#### Exercise brief:
Return the entries verbatim and drop every picture.

(Saved entries)
################

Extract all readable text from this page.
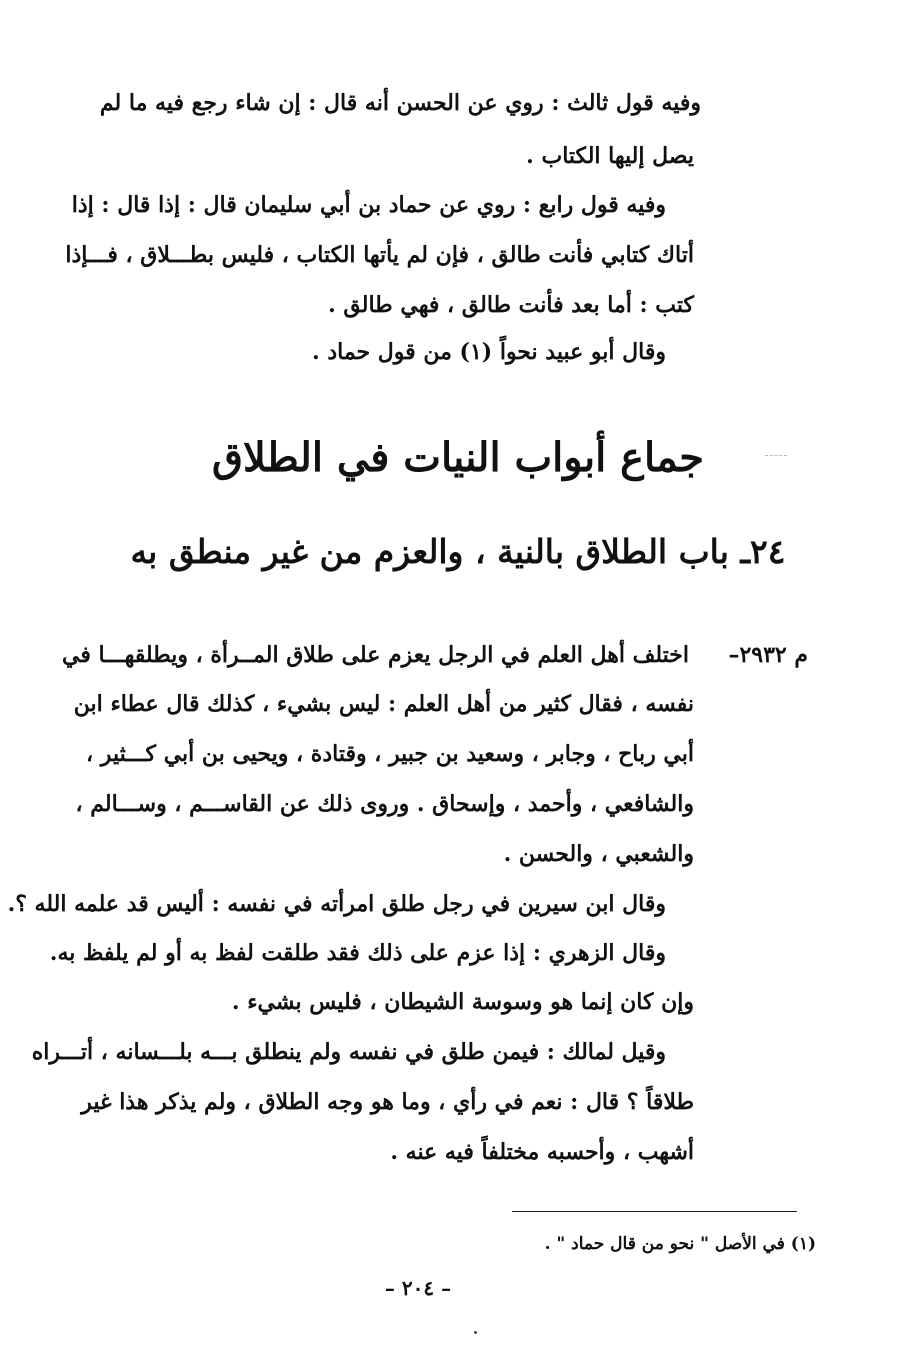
وفيه قول ثالث : روي عن الحسن أنه قال : إن شاء رجع فيه ما لم
يصل إليها الكتاب .
وفيه قول رابع : روي عن حماد بن أبي سليمان قال : إذا قال : إذا
أتاك كتابي فأنت طالق ، فإن لم يأتها الكتاب ، فليس بطـــلاق ، فـــإذا
كتب : أما بعد فأنت طالق ، فهي طالق .
وقال أبو عبيد نحواً (١) من قول حماد .
جماع أبواب النيات في الطلاق
٢٤ـ باب الطلاق بالنية ، والعزم من غير منطق به
م ٢٩٣٢–
اختلف أهل العلم في الرجل يعزم على طلاق المــرأة ، ويطلقهـــا في
نفسه ، فقال كثير من أهل العلم : ليس بشيء ، كذلك قال عطاء ابن
أبي رباح ، وجابر ، وسعيد بن جبير ، وقتادة ، ويحيى بن أبي كـــثير ،
والشافعي ، وأحمد ، وإسحاق . وروى ذلك عن القاســـم ، وســـالم ،
والشعبي ، والحسن .
وقال ابن سيرين في رجل طلق امرأته في نفسه : أليس قد علمه الله ؟.
وقال الزهري : إذا عزم على ذلك فقد طلقت لفظ به أو لم يلفظ به.
وإن كان إنما هو وسوسة الشيطان ، فليس بشيء .
وقيل لمالك : فيمن طلق في نفسه ولم ينطلق بـــه بلـــسانه ، أتـــراه
طلاقاً ؟ قال : نعم في رأي ، وما هو وجه الطلاق ، ولم يذكر هذا غير
أشهب ، وأحسبه مختلفاً فيه عنه .
(١) في الأصل " نحو من قال حماد " .
– ٢٠٤ –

################

#### Solution:
Extract all readable text from this page.
وفيه قول ثالث : روي عن الحسن أنه قال : إن شاء رجع فيه ما لم
يصل إليها الكتاب .
وفيه قول رابع : روي عن حماد بن أبي سليمان قال : إذا قال : إذا
أتاك كتابي فأنت طالق ، فإن لم يأتها الكتاب ، فليس بطـــلاق ، فـــإذا
كتب : أما بعد فأنت طالق ، فهي طالق .
وقال أبو عبيد نحواً (١) من قول حماد .
جماع أبواب النيات في الطلاق
٢٤ـ باب الطلاق بالنية ، والعزم من غير منطق به
م ٢٩٣٢–
اختلف أهل العلم في الرجل يعزم على طلاق المــرأة ، ويطلقهـــا في
نفسه ، فقال كثير من أهل العلم : ليس بشيء ، كذلك قال عطاء ابن
أبي رباح ، وجابر ، وسعيد بن جبير ، وقتادة ، ويحيى بن أبي كـــثير ،
والشافعي ، وأحمد ، وإسحاق . وروى ذلك عن القاســـم ، وســـالم ،
والشعبي ، والحسن .
وقال ابن سيرين في رجل طلق امرأته في نفسه : أليس قد علمه الله ؟.
وقال الزهري : إذا عزم على ذلك فقد طلقت لفظ به أو لم يلفظ به.
وإن كان إنما هو وسوسة الشيطان ، فليس بشيء .
وقيل لمالك : فيمن طلق في نفسه ولم ينطلق بـــه بلـــسانه ، أتـــراه
طلاقاً ؟ قال : نعم في رأي ، وما هو وجه الطلاق ، ولم يذكر هذا غير
أشهب ، وأحسبه مختلفاً فيه عنه .
(١) في الأصل " نحو من قال حماد " .
– ٢٠٤ –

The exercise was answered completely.